- Requirements: Identify the lines that contain the string "theta", then copy each of them.

Collected data entries
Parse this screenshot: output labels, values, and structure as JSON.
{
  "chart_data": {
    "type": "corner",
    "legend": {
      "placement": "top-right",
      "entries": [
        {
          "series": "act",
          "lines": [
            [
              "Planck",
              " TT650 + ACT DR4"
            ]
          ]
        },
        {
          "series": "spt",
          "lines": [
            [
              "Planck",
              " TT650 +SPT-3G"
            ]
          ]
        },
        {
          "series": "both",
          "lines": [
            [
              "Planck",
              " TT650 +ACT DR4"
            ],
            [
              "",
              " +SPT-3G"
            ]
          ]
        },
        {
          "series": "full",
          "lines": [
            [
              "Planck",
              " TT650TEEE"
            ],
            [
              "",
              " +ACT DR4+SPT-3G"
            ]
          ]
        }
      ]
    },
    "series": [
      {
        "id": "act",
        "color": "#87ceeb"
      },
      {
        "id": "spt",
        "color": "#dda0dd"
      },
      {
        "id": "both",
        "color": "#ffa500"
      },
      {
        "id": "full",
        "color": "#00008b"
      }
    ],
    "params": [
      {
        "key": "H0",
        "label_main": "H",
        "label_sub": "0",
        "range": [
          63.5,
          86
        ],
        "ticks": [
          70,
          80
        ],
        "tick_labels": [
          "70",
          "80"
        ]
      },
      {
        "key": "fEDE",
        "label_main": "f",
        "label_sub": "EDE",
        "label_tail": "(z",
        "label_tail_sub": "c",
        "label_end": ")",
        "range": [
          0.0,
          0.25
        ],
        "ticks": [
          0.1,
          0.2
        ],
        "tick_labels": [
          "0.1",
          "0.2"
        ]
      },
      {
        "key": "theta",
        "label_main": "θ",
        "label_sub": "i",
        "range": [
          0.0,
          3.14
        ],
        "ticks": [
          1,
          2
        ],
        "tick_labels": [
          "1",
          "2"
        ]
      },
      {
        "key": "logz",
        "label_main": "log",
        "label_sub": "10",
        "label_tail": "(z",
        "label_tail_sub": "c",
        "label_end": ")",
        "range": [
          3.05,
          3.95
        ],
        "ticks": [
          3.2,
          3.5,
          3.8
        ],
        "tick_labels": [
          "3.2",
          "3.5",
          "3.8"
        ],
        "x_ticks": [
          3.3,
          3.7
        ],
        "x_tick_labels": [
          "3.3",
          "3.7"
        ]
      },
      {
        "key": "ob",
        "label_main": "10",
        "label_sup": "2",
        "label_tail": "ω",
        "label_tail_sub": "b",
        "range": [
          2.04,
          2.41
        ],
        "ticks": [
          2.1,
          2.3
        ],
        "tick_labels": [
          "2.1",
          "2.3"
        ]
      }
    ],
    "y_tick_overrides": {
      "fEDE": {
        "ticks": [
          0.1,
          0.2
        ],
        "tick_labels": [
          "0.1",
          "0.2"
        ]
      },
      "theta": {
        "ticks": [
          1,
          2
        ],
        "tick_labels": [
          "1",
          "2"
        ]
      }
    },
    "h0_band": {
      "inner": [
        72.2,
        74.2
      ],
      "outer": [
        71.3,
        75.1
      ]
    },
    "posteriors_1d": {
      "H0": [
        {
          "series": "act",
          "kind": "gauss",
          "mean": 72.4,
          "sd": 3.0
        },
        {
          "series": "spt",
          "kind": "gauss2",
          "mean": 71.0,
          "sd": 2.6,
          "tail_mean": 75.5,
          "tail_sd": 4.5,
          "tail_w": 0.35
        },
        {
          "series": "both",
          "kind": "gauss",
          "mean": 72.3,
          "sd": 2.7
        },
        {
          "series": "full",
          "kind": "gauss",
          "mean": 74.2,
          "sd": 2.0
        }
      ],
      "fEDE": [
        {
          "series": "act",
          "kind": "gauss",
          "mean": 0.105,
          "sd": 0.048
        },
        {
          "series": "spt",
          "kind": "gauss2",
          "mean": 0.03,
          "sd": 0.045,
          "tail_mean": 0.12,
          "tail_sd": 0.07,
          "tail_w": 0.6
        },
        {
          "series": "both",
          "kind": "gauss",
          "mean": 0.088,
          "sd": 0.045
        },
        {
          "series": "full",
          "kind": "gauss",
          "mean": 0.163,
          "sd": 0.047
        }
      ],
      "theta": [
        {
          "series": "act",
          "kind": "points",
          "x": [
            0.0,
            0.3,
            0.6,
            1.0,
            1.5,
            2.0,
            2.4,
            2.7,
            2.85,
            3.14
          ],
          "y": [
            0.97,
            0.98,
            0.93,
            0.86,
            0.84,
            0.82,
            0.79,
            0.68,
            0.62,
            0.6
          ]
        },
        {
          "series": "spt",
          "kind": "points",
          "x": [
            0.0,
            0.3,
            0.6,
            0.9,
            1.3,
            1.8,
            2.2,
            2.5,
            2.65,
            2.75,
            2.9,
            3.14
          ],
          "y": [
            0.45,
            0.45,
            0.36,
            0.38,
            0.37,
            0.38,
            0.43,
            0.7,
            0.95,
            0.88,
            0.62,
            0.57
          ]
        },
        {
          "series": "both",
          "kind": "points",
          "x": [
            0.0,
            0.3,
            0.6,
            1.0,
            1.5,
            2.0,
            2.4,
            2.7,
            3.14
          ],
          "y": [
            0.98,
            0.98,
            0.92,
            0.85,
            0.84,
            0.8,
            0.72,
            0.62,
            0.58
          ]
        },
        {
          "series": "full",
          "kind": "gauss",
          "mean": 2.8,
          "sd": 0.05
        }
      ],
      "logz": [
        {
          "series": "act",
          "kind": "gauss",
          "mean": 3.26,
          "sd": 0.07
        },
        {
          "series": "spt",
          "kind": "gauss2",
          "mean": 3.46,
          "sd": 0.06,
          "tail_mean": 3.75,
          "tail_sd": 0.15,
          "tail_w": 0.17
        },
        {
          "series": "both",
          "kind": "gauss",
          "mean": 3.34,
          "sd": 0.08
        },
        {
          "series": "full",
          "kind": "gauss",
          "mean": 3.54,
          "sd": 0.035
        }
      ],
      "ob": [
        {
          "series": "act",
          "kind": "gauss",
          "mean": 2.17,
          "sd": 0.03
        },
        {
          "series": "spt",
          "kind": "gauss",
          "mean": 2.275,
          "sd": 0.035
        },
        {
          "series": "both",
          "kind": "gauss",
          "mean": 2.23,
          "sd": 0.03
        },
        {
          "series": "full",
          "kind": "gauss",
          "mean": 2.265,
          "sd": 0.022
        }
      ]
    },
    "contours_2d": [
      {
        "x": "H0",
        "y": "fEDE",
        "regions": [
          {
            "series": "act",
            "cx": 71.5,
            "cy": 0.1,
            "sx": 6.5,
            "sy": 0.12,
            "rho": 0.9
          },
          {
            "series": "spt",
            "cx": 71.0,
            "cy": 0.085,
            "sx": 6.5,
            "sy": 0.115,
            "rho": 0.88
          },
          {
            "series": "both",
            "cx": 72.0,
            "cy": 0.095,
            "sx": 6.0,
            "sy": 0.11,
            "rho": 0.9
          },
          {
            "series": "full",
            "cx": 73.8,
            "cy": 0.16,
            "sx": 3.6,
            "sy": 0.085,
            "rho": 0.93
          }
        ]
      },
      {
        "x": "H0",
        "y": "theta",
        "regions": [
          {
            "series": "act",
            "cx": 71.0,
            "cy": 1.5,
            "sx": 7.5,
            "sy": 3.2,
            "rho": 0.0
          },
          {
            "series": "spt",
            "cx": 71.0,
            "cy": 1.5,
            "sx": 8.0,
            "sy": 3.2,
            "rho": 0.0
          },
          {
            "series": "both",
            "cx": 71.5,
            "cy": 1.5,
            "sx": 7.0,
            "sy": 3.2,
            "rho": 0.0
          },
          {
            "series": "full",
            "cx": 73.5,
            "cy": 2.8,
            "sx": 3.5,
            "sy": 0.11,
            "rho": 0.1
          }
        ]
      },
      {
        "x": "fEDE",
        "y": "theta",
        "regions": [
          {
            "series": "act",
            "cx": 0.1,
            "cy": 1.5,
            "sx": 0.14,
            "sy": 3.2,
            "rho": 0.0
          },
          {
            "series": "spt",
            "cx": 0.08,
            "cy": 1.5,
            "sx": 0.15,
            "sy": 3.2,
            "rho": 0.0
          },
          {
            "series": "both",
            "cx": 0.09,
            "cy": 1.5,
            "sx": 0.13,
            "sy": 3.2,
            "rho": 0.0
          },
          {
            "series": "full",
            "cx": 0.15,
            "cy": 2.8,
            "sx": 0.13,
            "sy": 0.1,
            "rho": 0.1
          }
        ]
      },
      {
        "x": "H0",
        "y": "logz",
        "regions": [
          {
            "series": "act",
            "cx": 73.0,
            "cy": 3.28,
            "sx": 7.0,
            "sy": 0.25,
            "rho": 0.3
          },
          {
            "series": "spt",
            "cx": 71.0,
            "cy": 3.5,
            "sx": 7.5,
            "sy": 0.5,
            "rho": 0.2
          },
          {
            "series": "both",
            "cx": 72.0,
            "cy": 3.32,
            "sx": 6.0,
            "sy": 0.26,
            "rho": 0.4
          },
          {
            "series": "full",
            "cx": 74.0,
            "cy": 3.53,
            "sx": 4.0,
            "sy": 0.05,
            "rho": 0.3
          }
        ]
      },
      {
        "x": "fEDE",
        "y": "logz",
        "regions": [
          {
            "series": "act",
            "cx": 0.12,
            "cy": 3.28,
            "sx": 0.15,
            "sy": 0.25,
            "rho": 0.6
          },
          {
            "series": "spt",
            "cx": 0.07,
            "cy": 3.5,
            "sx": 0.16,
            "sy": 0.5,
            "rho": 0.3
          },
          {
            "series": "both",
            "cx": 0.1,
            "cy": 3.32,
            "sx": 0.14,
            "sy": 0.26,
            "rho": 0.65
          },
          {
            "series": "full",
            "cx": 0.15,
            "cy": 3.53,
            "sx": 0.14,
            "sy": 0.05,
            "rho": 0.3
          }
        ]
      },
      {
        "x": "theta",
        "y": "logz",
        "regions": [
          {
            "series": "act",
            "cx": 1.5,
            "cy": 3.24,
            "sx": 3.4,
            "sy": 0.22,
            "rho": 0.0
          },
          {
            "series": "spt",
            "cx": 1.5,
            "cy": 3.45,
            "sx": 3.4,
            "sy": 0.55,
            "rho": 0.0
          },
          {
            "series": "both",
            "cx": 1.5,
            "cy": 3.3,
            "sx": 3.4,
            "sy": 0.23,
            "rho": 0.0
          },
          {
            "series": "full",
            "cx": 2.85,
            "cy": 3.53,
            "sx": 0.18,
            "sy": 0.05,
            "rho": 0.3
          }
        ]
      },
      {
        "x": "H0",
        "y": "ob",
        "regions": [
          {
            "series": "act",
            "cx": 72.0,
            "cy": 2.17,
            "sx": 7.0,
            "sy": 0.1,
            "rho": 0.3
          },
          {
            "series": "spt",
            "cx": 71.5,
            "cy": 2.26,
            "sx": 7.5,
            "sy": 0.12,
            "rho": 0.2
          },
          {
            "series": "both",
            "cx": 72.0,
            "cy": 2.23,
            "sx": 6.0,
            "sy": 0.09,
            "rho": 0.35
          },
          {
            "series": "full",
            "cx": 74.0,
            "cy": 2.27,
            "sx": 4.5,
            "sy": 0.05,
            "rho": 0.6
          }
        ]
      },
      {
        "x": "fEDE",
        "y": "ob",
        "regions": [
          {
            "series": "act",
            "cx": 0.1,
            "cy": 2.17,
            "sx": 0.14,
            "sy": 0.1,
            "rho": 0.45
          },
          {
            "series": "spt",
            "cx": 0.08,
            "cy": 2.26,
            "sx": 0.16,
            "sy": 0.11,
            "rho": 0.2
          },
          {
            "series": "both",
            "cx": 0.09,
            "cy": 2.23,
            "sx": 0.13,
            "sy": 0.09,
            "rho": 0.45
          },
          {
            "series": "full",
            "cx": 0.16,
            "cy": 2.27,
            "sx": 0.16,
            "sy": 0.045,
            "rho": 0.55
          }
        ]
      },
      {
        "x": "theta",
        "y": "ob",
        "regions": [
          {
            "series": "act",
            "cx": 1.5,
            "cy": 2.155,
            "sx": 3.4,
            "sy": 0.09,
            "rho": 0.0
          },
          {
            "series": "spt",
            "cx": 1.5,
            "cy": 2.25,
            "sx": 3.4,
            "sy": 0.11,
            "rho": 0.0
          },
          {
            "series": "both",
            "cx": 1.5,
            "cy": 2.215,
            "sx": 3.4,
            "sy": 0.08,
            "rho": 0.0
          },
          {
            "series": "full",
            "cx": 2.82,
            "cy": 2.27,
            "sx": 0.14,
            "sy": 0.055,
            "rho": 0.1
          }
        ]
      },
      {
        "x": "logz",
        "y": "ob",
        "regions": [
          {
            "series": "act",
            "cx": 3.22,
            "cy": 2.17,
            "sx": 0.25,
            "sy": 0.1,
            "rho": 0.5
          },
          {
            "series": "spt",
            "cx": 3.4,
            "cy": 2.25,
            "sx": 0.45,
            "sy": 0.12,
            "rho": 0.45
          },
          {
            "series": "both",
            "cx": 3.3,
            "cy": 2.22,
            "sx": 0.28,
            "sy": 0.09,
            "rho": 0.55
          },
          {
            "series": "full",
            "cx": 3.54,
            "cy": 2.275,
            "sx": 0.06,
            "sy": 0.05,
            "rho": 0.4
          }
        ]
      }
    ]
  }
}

- Response to the exercise:
        "key": "theta",
      "theta": {
      "theta": [
        "y": "theta",
        "y": "theta",
        "x": "theta",
        "x": "theta",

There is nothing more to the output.